SHORT TASK
Return the records, each one exactly as written.

[Excerpts from a figure dataset]

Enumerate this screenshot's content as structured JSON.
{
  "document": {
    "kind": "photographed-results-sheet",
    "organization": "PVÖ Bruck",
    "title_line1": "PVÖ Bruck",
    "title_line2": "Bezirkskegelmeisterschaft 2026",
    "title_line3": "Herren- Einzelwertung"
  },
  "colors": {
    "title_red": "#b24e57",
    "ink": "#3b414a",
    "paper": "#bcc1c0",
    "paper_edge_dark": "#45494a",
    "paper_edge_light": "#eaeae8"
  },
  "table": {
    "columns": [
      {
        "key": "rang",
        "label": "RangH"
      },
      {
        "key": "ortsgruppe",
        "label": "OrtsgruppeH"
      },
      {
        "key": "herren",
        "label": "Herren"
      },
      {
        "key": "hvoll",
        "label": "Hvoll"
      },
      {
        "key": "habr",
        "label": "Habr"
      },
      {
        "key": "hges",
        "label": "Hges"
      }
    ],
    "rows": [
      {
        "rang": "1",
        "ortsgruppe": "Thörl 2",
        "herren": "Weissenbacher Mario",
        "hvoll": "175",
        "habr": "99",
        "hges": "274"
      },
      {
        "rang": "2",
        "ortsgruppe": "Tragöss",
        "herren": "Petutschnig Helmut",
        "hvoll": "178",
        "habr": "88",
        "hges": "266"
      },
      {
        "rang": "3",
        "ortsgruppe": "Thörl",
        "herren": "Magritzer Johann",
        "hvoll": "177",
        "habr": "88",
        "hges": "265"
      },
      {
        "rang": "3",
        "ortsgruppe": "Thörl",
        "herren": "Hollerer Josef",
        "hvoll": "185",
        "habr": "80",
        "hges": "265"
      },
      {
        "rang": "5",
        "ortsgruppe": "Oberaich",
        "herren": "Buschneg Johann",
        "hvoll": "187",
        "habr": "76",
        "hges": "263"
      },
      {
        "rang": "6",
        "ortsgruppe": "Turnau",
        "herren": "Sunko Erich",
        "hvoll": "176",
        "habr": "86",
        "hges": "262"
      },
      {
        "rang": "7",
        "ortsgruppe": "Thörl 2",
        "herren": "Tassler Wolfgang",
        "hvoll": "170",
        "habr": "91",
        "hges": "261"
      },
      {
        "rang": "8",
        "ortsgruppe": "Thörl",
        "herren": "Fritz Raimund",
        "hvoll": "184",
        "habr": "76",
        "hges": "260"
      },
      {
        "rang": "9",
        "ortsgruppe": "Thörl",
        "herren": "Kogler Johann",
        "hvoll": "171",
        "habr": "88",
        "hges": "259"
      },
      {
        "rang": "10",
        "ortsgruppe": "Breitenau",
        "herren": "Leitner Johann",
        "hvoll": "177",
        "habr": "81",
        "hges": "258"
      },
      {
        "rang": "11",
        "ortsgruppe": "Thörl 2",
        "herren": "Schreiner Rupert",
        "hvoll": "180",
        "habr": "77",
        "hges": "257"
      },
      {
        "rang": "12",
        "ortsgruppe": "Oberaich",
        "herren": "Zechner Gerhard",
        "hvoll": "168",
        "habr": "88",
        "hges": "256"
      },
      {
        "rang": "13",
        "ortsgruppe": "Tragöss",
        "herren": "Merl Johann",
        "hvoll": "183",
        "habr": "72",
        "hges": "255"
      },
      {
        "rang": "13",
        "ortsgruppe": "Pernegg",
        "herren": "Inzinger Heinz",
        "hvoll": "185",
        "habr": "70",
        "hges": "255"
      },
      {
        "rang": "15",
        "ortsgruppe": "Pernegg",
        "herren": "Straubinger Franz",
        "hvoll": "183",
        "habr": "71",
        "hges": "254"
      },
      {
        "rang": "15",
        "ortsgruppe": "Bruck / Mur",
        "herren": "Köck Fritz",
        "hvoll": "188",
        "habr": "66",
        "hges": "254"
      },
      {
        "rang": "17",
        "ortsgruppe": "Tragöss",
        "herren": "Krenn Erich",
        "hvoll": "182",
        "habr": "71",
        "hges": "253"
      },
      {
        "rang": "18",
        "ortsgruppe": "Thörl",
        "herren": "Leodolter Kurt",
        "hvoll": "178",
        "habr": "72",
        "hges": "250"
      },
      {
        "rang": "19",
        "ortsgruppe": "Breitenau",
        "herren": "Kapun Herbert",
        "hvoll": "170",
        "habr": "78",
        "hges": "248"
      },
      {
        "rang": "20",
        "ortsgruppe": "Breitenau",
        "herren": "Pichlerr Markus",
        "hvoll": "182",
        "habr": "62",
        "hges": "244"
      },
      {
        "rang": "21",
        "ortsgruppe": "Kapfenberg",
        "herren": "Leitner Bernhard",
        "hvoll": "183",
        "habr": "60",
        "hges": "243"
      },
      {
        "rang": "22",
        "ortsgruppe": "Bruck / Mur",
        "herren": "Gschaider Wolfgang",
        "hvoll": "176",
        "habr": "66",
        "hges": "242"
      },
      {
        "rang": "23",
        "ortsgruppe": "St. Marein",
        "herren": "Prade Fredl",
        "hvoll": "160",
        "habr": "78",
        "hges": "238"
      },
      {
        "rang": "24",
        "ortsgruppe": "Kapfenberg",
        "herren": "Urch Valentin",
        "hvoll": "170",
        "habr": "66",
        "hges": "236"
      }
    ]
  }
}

EXERCISE RESULT
Enumerate this screenshot's content as structured JSON.
{
  "document": {
    "kind": "photographed-results-sheet",
    "organization": "PVÖ Bruck",
    "title_line1": "PVÖ Bruck",
    "title_line2": "Bezirkskegelmeisterschaft 2026",
    "title_line3": "Herren- Einzelwertung"
  },
  "colors": {
    "title_red": "#b24e57",
    "ink": "#3b414a",
    "paper": "#bcc1c0",
    "paper_edge_dark": "#45494a",
    "paper_edge_light": "#eaeae8"
  },
  "table": {
    "columns": [
      {
        "key": "rang",
        "label": "RangH"
      },
      {
        "key": "ortsgruppe",
        "label": "OrtsgruppeH"
      },
      {
        "key": "herren",
        "label": "Herren"
      },
      {
        "key": "hvoll",
        "label": "Hvoll"
      },
      {
        "key": "habr",
        "label": "Habr"
      },
      {
        "key": "hges",
        "label": "Hges"
      }
    ],
    "rows": [
      {
        "rang": "1",
        "ortsgruppe": "Thörl 2",
        "herren": "Weissenbacher Mario",
        "hvoll": "175",
        "habr": "99",
        "hges": "274"
      },
      {
        "rang": "2",
        "ortsgruppe": "Tragöss",
        "herren": "Petutschnig Helmut",
        "hvoll": "178",
        "habr": "88",
        "hges": "266"
      },
      {
        "rang": "3",
        "ortsgruppe": "Thörl",
        "herren": "Magritzer Johann",
        "hvoll": "177",
        "habr": "88",
        "hges": "265"
      },
      {
        "rang": "3",
        "ortsgruppe": "Thörl",
        "herren": "Hollerer Josef",
        "hvoll": "185",
        "habr": "80",
        "hges": "265"
      },
      {
        "rang": "5",
        "ortsgruppe": "Oberaich",
        "herren": "Buschneg Johann",
        "hvoll": "187",
        "habr": "76",
        "hges": "263"
      },
      {
        "rang": "6",
        "ortsgruppe": "Turnau",
        "herren": "Sunko Erich",
        "hvoll": "176",
        "habr": "86",
        "hges": "262"
      },
      {
        "rang": "7",
        "ortsgruppe": "Thörl 2",
        "herren": "Tassler Wolfgang",
        "hvoll": "170",
        "habr": "91",
        "hges": "261"
      },
      {
        "rang": "8",
        "ortsgruppe": "Thörl",
        "herren": "Fritz Raimund",
        "hvoll": "184",
        "habr": "76",
        "hges": "260"
      },
      {
        "rang": "9",
        "ortsgruppe": "Thörl",
        "herren": "Kogler Johann",
        "hvoll": "171",
        "habr": "88",
        "hges": "259"
      },
      {
        "rang": "10",
        "ortsgruppe": "Breitenau",
        "herren": "Leitner Johann",
        "hvoll": "177",
        "habr": "81",
        "hges": "258"
      },
      {
        "rang": "11",
        "ortsgruppe": "Thörl 2",
        "herren": "Schreiner Rupert",
        "hvoll": "180",
        "habr": "77",
        "hges": "257"
      },
      {
        "rang": "12",
        "ortsgruppe": "Oberaich",
        "herren": "Zechner Gerhard",
        "hvoll": "168",
        "habr": "88",
        "hges": "256"
      },
      {
        "rang": "13",
        "ortsgruppe": "Tragöss",
        "herren": "Merl Johann",
        "hvoll": "183",
        "habr": "72",
        "hges": "255"
      },
      {
        "rang": "13",
        "ortsgruppe": "Pernegg",
        "herren": "Inzinger Heinz",
        "hvoll": "185",
        "habr": "70",
        "hges": "255"
      },
      {
        "rang": "15",
        "ortsgruppe": "Pernegg",
        "herren": "Straubinger Franz",
        "hvoll": "183",
        "habr": "71",
        "hges": "254"
      },
      {
        "rang": "15",
        "ortsgruppe": "Bruck / Mur",
        "herren": "Köck Fritz",
        "hvoll": "188",
        "habr": "66",
        "hges": "254"
      },
      {
        "rang": "17",
        "ortsgruppe": "Tragöss",
        "herren": "Krenn Erich",
        "hvoll": "182",
        "habr": "71",
        "hges": "253"
      },
      {
        "rang": "18",
        "ortsgruppe": "Thörl",
        "herren": "Leodolter Kurt",
        "hvoll": "178",
        "habr": "72",
        "hges": "250"
      },
      {
        "rang": "19",
        "ortsgruppe": "Breitenau",
        "herren": "Kapun Herbert",
        "hvoll": "170",
        "habr": "78",
        "hges": "248"
      },
      {
        "rang": "20",
        "ortsgruppe": "Breitenau",
        "herren": "Pichlerr Markus",
        "hvoll": "182",
        "habr": "62",
        "hges": "244"
      },
      {
        "rang": "21",
        "ortsgruppe": "Kapfenberg",
        "herren": "Leitner Bernhard",
        "hvoll": "183",
        "habr": "60",
        "hges": "243"
      },
      {
        "rang": "22",
        "ortsgruppe": "Bruck / Mur",
        "herren": "Gschaider Wolfgang",
        "hvoll": "176",
        "habr": "66",
        "hges": "242"
      },
      {
        "rang": "23",
        "ortsgruppe": "St. Marein",
        "herren": "Prade Fredl",
        "hvoll": "160",
        "habr": "78",
        "hges": "238"
      },
      {
        "rang": "24",
        "ortsgruppe": "Kapfenberg",
        "herren": "Urch Valentin",
        "hvoll": "170",
        "habr": "66",
        "hges": "236"
      }
    ]
  }
}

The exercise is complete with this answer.